WORK TO COMPLETE:
Copy out lines with the word "Electron" from the material that follows.

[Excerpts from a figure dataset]
━━━━━━━━━━━━━━━━━━━━━━━━━━━━━━
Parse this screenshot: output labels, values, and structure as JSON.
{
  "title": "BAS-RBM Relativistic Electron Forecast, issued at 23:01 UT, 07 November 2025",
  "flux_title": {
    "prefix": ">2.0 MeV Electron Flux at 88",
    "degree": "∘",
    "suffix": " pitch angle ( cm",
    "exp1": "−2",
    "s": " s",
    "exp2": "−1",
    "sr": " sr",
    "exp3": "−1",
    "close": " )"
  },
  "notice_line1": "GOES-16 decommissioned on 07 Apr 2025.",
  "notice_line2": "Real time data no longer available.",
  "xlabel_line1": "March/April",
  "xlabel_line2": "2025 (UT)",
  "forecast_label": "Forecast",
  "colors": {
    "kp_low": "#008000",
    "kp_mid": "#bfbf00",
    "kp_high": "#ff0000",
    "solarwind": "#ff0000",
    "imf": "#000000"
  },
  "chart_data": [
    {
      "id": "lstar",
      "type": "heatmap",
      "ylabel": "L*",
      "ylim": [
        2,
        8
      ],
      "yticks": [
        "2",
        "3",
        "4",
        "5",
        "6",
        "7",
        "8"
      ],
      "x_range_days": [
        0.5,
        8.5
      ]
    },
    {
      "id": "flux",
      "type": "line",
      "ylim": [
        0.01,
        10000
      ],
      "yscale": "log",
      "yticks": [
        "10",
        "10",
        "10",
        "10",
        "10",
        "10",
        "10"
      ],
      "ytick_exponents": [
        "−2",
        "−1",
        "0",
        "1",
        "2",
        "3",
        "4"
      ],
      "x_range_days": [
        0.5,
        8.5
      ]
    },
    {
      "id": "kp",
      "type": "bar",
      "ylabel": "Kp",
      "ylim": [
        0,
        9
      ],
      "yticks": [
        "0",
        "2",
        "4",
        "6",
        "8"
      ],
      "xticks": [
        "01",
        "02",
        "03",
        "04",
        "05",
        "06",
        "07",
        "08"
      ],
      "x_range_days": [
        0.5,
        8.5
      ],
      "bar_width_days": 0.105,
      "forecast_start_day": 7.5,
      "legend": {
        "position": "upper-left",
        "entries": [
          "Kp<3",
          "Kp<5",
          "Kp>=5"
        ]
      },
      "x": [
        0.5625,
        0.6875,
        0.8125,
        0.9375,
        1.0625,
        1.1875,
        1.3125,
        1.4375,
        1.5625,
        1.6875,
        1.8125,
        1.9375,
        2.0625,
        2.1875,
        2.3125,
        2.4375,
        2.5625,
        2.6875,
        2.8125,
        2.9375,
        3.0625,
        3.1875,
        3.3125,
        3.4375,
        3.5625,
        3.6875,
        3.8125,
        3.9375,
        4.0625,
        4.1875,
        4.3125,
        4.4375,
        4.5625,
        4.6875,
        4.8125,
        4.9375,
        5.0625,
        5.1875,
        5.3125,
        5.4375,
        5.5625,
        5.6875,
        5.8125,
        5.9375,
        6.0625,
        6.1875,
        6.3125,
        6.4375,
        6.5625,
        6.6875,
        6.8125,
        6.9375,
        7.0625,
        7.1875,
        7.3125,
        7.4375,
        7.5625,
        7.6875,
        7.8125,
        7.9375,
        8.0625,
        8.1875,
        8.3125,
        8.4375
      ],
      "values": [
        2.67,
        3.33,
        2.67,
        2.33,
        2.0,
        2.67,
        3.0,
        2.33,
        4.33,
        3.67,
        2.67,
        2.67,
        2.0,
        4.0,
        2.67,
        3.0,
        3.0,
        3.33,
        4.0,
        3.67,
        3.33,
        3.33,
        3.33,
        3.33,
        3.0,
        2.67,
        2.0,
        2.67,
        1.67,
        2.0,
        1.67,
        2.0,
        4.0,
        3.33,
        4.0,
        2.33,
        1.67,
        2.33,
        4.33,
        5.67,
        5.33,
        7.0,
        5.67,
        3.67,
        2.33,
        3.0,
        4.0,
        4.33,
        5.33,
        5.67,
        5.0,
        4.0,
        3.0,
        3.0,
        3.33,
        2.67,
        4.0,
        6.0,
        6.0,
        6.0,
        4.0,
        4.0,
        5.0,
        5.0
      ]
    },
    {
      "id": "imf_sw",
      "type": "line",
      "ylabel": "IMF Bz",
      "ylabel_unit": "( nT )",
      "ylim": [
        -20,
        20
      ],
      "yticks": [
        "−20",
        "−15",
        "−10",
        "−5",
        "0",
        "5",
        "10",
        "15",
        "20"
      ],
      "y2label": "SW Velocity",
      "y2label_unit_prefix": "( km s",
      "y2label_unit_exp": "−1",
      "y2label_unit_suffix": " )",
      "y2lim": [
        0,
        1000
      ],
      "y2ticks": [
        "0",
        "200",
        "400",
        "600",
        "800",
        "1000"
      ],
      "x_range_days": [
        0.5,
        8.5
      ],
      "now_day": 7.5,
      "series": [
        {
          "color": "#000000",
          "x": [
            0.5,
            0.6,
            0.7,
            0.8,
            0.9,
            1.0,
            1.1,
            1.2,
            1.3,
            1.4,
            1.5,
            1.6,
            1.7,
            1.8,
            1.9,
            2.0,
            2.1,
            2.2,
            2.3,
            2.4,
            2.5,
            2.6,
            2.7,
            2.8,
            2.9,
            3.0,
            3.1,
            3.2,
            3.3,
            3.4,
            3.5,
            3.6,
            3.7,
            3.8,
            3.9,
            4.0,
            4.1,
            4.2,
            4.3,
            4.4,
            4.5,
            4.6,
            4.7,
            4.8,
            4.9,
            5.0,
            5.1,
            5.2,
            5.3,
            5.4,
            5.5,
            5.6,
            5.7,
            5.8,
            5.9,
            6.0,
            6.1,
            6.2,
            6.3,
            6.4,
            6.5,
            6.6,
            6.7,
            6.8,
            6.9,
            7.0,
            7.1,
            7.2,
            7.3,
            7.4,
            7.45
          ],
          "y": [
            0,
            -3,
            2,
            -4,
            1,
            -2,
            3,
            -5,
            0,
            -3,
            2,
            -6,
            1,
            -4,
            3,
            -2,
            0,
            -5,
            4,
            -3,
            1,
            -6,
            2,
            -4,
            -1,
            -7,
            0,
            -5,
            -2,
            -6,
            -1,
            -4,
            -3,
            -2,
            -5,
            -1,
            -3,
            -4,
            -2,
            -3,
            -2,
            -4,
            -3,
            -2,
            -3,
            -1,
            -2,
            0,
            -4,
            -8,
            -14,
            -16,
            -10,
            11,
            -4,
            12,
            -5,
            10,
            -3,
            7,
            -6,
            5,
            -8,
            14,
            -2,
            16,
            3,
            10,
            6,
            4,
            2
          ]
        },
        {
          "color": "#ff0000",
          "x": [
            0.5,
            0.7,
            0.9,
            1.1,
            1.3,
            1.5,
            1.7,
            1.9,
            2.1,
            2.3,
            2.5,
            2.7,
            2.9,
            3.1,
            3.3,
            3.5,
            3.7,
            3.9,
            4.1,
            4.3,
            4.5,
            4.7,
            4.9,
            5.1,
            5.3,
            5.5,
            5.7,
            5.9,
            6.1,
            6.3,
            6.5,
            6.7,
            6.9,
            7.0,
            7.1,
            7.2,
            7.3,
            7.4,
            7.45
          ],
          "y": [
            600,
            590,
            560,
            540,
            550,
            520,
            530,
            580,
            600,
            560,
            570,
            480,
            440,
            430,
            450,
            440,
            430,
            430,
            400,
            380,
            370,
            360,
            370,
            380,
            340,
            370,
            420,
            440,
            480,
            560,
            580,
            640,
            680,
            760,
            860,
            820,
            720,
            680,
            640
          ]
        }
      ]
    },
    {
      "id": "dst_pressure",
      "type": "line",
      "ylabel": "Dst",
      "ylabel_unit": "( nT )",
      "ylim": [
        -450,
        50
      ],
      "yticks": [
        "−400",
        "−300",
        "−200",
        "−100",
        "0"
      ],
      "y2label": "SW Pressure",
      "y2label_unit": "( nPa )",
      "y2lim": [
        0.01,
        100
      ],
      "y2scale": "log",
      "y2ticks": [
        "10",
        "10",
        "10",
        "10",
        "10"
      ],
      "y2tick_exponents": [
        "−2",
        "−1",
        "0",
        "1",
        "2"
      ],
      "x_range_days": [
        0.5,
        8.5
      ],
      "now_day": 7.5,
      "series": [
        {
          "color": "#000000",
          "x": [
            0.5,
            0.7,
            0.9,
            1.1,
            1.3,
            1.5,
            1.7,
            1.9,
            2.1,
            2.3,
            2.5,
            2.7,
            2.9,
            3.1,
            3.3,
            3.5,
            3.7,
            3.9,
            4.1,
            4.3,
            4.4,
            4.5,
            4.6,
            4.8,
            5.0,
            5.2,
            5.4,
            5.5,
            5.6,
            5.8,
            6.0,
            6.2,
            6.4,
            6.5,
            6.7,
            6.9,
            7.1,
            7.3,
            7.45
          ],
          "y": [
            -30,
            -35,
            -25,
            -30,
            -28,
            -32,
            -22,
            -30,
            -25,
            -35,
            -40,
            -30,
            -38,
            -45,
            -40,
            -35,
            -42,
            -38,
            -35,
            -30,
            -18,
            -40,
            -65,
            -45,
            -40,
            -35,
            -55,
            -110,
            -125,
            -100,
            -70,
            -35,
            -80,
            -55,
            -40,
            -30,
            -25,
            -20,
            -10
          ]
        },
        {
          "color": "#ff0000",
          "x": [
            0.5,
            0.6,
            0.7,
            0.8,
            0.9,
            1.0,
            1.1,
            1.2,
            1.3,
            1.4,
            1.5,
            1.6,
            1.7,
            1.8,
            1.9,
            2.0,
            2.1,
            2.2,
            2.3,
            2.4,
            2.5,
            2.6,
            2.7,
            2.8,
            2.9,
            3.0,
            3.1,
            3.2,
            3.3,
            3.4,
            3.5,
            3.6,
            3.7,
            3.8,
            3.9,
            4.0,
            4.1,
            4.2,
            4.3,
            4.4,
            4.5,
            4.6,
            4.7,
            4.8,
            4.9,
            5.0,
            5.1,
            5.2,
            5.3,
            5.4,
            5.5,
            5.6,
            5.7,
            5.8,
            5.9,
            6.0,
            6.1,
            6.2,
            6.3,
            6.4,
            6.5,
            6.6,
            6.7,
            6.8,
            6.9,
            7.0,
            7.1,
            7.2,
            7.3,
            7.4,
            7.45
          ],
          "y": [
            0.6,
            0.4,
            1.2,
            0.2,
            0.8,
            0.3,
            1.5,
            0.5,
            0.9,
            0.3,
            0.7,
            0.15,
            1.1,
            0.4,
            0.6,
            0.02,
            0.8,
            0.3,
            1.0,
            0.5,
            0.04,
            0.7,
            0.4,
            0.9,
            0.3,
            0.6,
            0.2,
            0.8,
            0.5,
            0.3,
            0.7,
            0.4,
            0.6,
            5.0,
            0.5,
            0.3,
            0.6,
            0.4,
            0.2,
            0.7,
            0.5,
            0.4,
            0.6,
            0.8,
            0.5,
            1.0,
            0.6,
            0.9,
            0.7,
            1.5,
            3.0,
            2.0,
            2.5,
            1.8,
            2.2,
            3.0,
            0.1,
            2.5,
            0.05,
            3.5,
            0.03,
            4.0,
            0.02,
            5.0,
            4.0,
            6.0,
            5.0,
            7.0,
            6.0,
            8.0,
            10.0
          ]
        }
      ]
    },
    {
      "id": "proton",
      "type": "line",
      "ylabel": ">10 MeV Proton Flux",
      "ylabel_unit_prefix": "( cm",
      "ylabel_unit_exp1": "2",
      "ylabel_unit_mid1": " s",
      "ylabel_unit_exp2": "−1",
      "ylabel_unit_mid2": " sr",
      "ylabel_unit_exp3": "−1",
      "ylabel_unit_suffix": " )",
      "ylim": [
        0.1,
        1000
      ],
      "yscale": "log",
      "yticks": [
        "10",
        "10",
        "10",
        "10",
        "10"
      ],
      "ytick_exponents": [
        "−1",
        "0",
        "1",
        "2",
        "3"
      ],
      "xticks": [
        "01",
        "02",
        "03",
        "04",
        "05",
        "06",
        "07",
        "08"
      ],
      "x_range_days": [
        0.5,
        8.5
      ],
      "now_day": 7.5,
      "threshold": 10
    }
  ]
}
━━━━━━━━━━━━━━━━━━━━━━━━━━━━━━
ANSWER:
  "title": "BAS-RBM Relativistic Electron Forecast, issued at 23:01 UT, 07 November 2025",
    "prefix": ">2.0 MeV Electron Flux at 88",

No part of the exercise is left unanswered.